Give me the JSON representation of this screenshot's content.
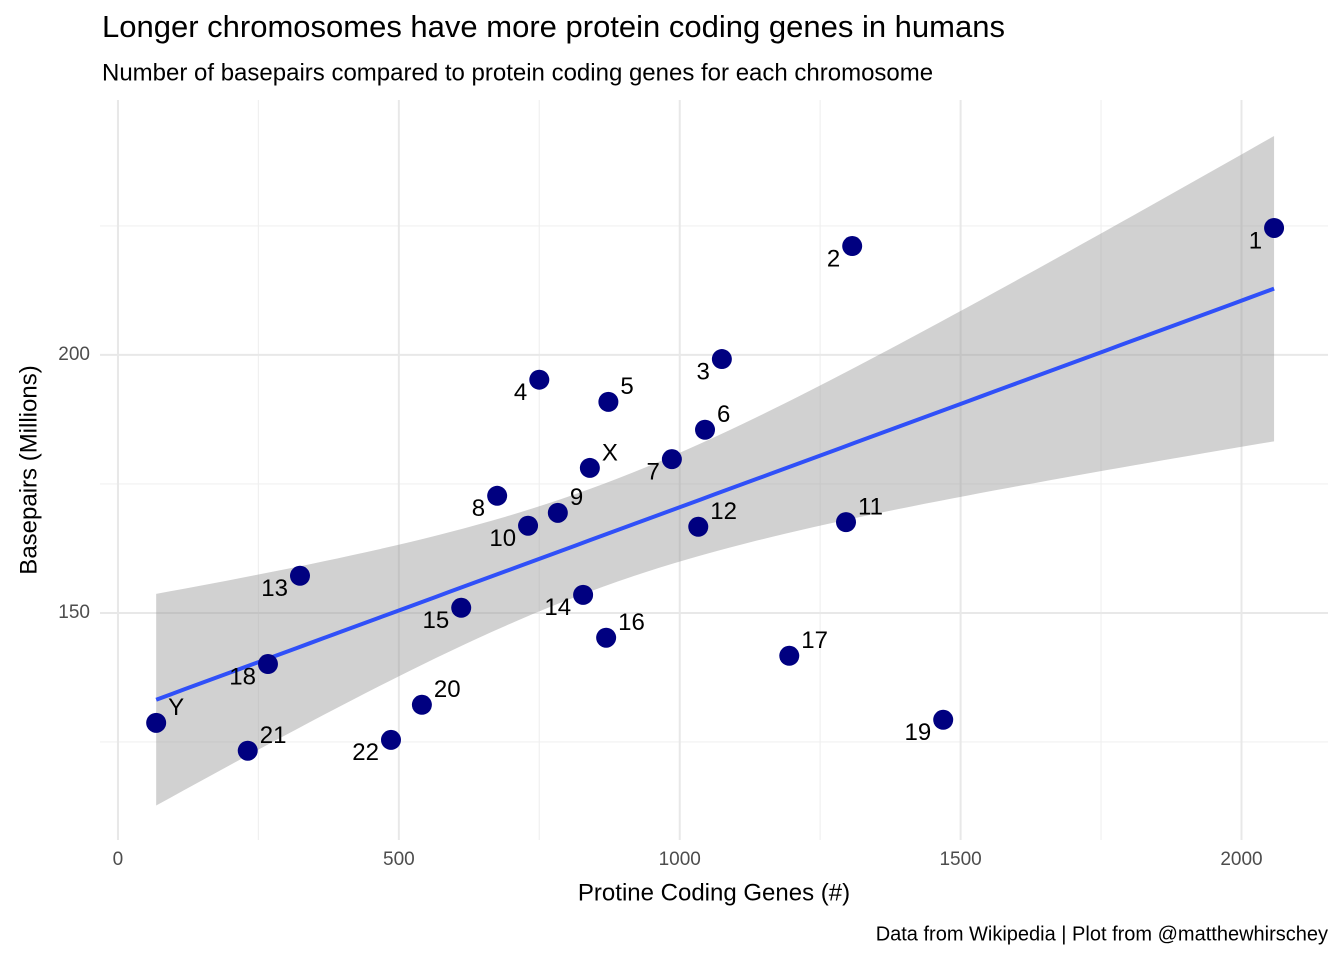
{
  "chart_data": {
    "type": "scatter",
    "title": "Longer chromosomes have more protein coding genes in humans",
    "subtitle": "Number of basepairs compared to protein coding genes for each chromosome",
    "x_label": "Protine Coding Genes (#)",
    "y_label": "Basepairs (Millions)",
    "caption": "Data from Wikipedia | Plot from @matthewhirschey",
    "labels": [
      "1",
      "2",
      "3",
      "4",
      "5",
      "6",
      "7",
      "8",
      "9",
      "10",
      "11",
      "12",
      "13",
      "14",
      "15",
      "16",
      "17",
      "18",
      "19",
      "20",
      "21",
      "22",
      "X",
      "Y"
    ],
    "x": [
      2058,
      1307,
      1075,
      750,
      873,
      1045,
      986,
      675,
      783,
      730,
      1296,
      1033,
      324,
      828,
      611,
      869,
      1195,
      267,
      1469,
      541,
      231,
      486,
      840,
      68
    ],
    "y": [
      224.6,
      221.1,
      199.2,
      195.2,
      190.9,
      185.5,
      179.8,
      172.7,
      169.4,
      166.9,
      167.6,
      166.7,
      157.2,
      153.5,
      151.0,
      145.2,
      141.7,
      140.1,
      129.3,
      132.2,
      123.3,
      125.4,
      178.1,
      128.7
    ],
    "color": "#000080",
    "fit_color": "#3050f8",
    "xlim": [
      -32,
      2154
    ],
    "ylim": [
      106,
      249.4
    ],
    "xticks": [
      0,
      500,
      1000,
      1500,
      2000
    ],
    "yticks": [
      150,
      200
    ],
    "grid": true
  }
}
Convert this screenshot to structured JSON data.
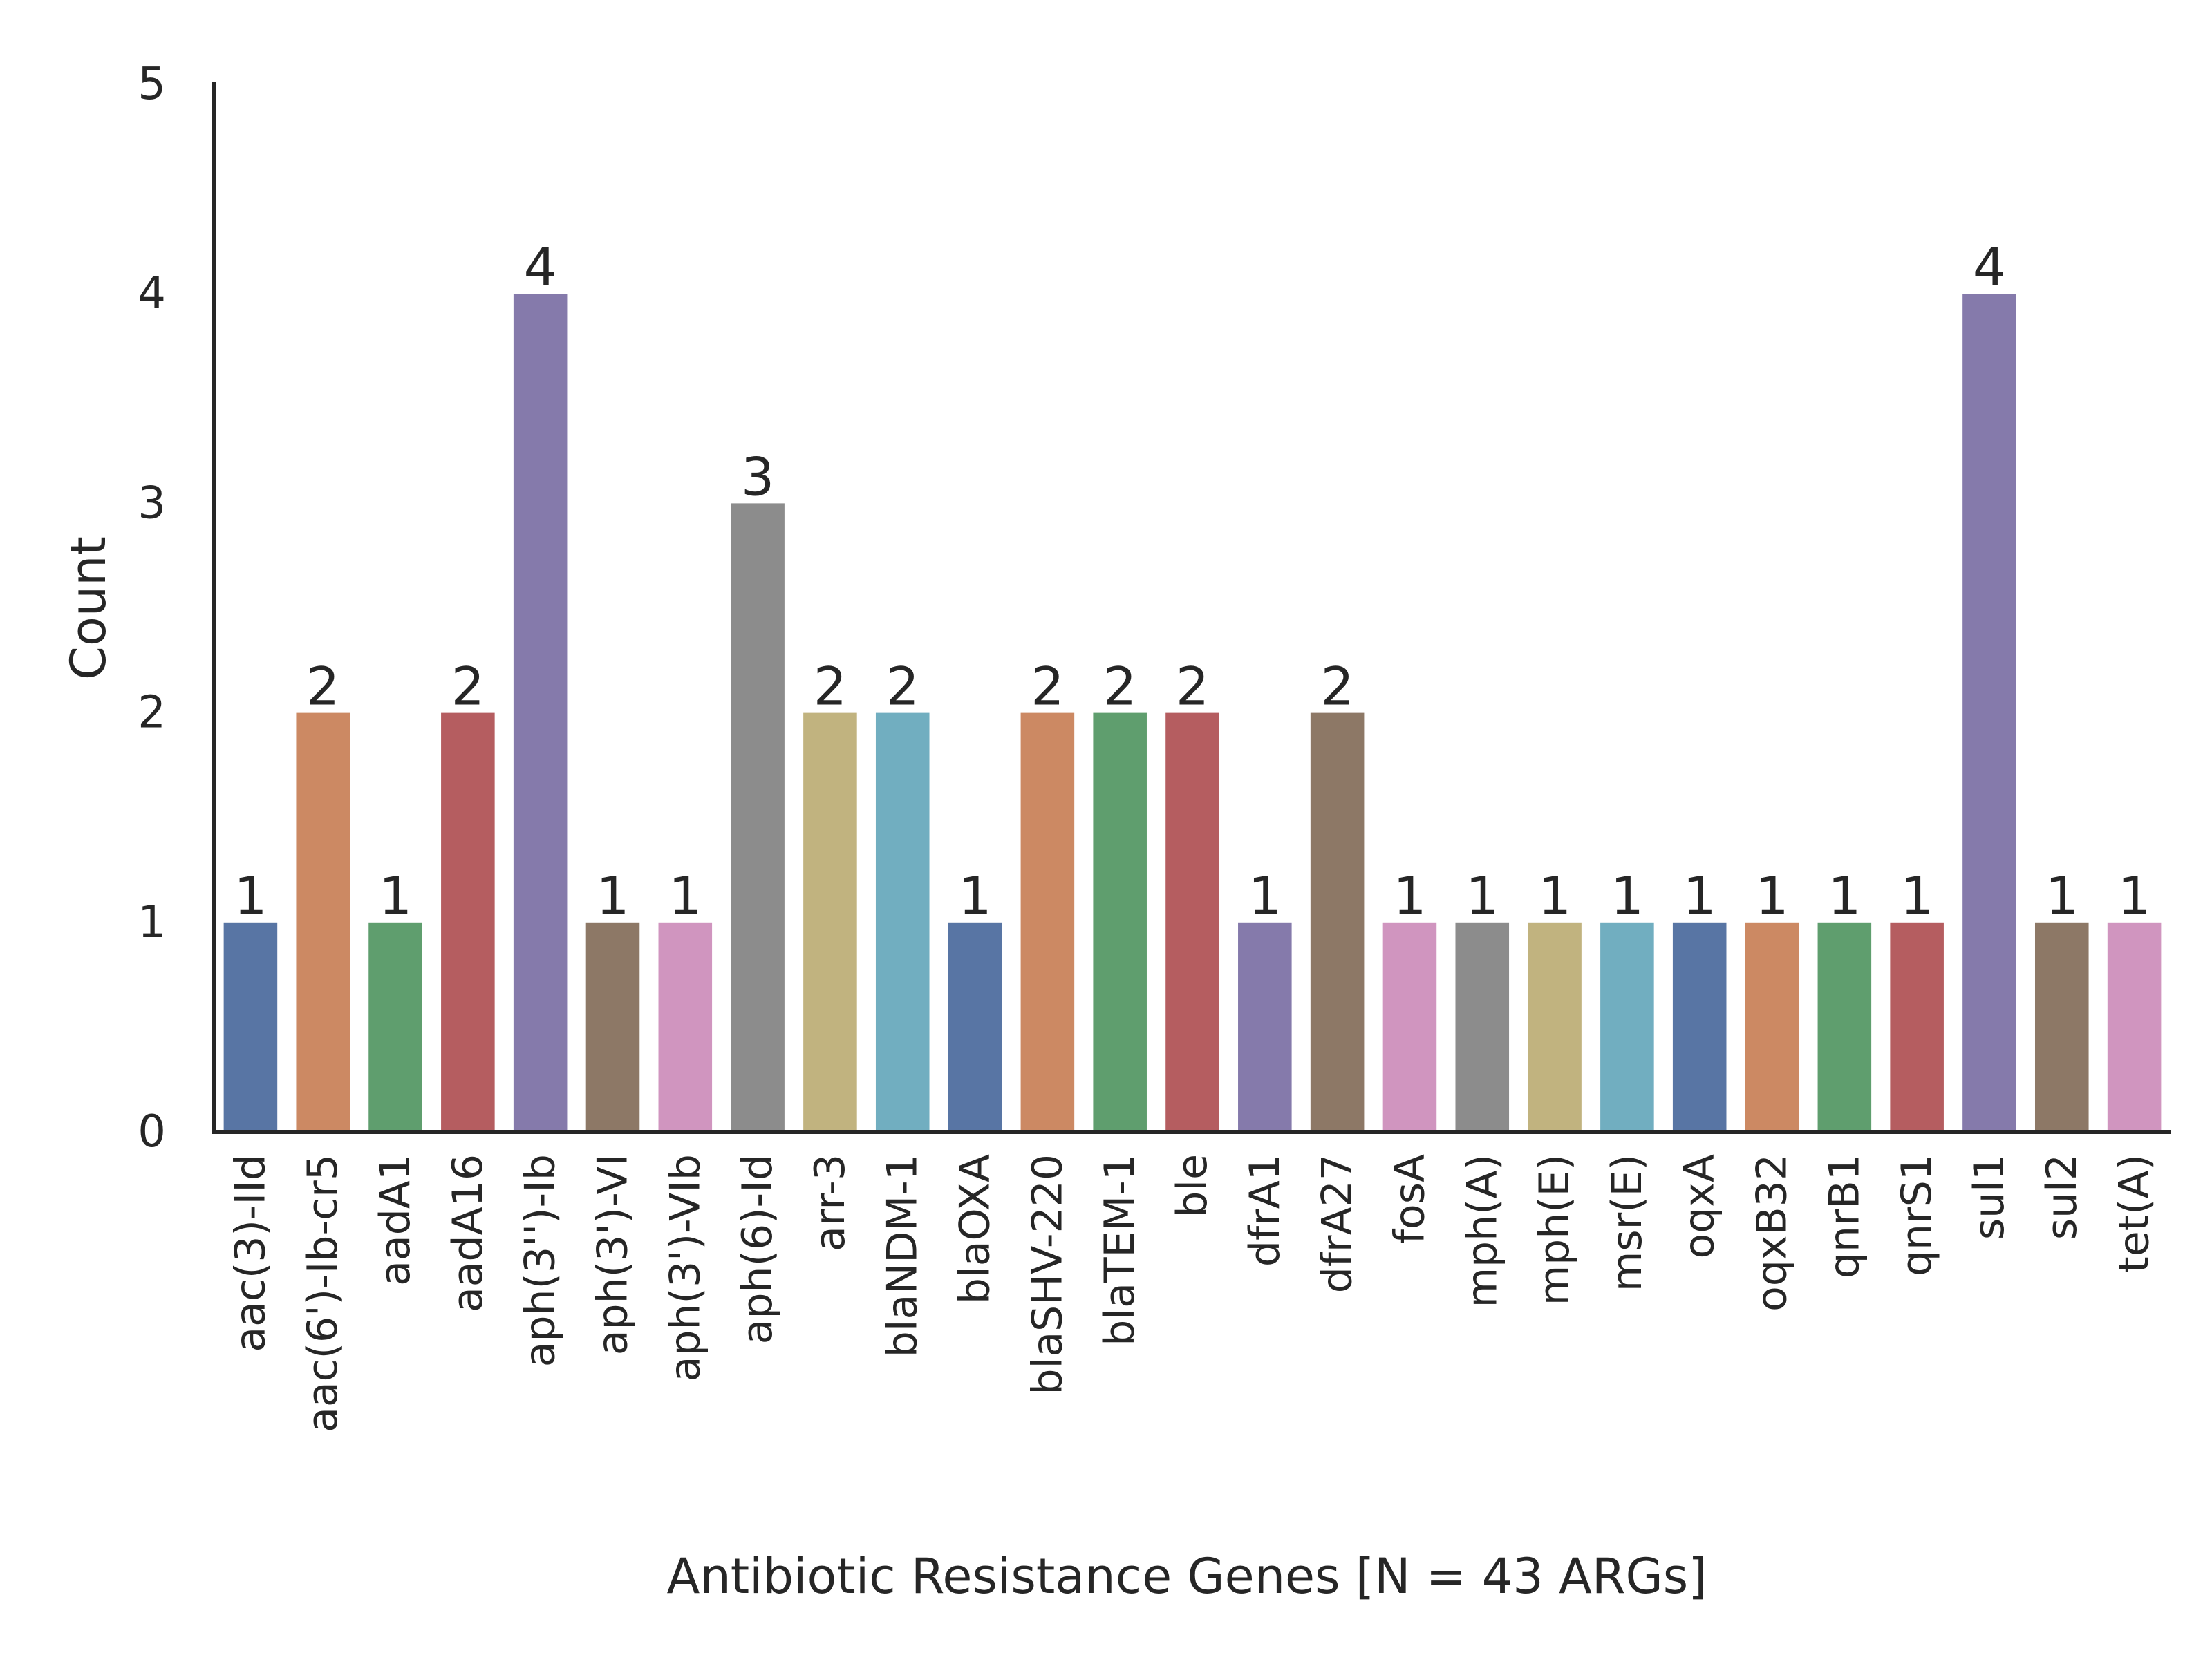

> INSTRUCTIONS TO FOLLOW: Among the entries, how many lines hold the word "JSON"? Please answer with only that number.

> ANSWER SPACE: 2